_EXERCISE GOAL_
Identify the lines holding "JSON" and copy them.

_INPUT_
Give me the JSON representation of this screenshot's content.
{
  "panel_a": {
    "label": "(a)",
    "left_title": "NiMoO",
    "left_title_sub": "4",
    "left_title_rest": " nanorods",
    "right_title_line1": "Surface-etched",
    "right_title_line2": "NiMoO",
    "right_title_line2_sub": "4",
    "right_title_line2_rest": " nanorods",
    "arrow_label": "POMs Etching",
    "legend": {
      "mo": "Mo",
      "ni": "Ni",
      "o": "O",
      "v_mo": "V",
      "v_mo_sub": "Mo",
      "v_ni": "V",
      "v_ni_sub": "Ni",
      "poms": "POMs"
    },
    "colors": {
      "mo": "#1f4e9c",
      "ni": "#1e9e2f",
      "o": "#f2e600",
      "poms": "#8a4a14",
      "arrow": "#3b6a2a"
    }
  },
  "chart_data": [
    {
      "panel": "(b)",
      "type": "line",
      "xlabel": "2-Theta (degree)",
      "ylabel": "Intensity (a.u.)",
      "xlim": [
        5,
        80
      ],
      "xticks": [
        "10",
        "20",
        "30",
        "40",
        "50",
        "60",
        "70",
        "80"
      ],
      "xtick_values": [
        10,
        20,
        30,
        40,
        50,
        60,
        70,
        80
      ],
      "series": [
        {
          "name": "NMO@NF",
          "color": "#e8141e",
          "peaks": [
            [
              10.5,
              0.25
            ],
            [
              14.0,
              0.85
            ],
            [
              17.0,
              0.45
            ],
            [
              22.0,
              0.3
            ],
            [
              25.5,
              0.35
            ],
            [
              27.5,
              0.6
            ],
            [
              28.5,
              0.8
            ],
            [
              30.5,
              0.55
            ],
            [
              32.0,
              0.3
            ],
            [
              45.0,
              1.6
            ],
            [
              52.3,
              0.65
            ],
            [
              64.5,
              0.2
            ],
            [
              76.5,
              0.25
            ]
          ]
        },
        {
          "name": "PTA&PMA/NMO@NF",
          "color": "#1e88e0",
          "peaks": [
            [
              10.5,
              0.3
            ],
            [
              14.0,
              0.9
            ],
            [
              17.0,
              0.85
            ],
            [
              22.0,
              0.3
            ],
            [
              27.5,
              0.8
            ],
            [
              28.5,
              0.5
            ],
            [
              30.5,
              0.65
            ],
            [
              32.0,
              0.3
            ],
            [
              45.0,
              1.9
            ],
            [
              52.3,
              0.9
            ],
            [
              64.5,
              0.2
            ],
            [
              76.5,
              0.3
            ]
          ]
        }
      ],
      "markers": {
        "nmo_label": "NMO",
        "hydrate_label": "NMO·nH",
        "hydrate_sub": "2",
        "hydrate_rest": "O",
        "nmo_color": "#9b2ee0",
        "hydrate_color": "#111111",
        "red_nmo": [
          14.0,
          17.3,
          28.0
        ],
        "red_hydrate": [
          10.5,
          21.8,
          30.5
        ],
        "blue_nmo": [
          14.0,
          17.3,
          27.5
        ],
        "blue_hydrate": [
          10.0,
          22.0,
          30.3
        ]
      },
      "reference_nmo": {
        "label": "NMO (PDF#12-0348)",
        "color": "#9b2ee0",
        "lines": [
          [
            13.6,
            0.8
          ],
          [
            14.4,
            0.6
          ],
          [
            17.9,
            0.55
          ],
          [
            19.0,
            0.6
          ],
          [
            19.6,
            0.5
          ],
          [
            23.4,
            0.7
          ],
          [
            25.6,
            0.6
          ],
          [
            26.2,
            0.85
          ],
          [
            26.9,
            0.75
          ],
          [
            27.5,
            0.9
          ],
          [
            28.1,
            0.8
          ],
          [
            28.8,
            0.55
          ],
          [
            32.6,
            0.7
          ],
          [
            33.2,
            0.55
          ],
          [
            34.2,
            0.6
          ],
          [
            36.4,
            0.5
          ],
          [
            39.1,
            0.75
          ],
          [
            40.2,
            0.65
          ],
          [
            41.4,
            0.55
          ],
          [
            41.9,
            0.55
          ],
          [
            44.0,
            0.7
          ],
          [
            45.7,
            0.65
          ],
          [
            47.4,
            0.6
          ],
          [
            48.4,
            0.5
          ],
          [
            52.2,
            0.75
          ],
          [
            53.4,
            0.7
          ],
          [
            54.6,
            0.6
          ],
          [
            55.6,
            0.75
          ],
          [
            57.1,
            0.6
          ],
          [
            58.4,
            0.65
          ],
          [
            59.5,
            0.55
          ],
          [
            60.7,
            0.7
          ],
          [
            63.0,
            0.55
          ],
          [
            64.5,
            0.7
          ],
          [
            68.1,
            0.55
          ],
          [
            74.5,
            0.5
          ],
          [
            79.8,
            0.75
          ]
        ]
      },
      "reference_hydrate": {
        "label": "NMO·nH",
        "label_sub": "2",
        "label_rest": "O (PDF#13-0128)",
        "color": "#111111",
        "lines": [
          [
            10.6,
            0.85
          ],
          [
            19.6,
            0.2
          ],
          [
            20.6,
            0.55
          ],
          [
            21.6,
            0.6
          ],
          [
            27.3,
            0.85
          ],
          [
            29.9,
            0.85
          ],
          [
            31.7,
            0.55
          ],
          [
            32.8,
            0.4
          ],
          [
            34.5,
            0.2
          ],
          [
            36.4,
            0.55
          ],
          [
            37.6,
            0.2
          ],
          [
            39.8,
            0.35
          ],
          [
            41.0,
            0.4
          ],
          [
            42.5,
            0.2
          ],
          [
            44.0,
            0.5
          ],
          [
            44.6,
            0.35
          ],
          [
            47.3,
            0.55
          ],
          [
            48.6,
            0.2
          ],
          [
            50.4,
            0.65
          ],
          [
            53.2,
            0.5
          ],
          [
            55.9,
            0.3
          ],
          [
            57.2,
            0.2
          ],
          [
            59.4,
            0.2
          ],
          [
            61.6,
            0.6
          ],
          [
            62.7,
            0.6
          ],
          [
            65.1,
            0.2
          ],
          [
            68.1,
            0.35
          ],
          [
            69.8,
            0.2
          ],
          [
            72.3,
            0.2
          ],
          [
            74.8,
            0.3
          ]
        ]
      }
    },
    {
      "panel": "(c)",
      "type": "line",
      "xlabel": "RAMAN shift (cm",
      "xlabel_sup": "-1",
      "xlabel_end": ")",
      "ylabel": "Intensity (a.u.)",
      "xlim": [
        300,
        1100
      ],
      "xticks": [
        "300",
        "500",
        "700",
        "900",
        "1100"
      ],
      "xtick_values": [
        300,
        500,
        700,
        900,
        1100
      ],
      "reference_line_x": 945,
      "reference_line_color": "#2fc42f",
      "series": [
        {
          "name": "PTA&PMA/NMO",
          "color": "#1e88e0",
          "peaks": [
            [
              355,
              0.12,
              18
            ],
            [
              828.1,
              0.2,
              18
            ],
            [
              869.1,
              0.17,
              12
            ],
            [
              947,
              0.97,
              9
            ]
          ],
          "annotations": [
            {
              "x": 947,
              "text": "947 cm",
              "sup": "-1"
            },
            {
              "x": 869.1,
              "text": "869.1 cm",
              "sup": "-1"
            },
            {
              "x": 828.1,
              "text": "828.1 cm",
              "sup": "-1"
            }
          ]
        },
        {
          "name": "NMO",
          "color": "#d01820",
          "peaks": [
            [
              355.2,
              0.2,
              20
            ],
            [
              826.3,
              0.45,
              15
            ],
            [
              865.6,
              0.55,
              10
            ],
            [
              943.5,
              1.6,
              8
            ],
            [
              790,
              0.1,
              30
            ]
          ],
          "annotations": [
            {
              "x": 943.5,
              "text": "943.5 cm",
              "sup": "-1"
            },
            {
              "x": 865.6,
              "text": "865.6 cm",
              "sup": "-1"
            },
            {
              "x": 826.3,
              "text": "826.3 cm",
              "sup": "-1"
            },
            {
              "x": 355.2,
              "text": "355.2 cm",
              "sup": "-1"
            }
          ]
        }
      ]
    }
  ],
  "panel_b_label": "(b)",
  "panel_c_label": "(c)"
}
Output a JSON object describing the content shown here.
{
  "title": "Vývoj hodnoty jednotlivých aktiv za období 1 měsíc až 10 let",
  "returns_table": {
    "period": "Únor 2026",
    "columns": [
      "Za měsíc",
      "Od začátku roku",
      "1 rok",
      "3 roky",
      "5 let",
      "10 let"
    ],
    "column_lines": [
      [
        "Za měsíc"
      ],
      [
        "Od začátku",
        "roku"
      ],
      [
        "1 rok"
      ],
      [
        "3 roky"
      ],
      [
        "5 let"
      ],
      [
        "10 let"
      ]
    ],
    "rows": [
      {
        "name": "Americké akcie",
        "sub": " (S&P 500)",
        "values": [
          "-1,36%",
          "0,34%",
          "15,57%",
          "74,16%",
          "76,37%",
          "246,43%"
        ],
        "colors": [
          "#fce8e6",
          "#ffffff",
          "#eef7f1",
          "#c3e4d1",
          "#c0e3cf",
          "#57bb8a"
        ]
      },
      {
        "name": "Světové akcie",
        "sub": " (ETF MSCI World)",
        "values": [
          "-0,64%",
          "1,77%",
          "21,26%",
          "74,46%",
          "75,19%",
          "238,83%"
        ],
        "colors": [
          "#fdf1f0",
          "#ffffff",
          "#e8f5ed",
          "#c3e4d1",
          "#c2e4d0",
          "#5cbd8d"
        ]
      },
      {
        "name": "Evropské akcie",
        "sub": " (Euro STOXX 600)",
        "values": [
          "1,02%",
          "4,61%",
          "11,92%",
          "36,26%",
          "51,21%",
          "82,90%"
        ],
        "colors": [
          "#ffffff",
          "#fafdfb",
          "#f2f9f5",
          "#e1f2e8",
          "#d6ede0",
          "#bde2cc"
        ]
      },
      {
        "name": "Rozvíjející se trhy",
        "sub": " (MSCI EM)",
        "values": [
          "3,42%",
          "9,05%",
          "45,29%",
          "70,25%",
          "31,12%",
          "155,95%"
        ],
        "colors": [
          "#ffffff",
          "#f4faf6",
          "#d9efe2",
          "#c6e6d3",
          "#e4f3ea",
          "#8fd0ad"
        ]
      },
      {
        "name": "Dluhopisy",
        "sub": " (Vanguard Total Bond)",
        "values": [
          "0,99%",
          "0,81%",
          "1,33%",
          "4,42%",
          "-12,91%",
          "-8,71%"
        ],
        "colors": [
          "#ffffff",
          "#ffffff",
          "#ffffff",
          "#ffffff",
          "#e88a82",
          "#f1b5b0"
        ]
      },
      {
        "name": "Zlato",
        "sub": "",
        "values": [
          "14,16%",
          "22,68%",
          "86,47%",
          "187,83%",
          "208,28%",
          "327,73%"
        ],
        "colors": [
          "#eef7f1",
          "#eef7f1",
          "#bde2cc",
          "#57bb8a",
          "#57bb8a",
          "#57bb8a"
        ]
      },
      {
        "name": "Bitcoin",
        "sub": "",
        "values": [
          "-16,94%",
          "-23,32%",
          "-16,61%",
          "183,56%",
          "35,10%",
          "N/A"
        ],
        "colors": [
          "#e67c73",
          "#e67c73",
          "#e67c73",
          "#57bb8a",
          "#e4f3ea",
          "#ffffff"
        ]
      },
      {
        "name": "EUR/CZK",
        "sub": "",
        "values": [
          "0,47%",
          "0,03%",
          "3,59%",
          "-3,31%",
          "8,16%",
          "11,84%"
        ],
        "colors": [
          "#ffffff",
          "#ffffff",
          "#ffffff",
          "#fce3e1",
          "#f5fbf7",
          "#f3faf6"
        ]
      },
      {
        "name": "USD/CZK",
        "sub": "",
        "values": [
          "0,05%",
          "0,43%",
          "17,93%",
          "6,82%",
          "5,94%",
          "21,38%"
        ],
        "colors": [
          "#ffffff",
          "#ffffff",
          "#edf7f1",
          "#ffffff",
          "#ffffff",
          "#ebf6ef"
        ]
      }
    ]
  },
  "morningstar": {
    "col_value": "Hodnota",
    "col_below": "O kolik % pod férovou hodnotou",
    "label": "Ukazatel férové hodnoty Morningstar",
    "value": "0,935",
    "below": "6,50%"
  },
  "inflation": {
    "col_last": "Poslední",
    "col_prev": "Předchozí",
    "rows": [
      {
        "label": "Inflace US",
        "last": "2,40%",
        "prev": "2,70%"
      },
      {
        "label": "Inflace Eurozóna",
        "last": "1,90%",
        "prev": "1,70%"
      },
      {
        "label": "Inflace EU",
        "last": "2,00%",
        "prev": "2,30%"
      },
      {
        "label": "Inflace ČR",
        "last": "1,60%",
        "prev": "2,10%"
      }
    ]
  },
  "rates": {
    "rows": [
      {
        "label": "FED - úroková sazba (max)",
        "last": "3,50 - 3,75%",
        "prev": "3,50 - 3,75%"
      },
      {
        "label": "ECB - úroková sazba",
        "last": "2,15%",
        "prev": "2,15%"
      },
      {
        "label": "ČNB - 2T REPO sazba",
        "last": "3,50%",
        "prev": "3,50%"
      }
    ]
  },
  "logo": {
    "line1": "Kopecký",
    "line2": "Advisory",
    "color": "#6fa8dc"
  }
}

_SOLVED PROBLEM_
Give me the JSON representation of this screenshot's content.
Output a JSON object describing the content shown here.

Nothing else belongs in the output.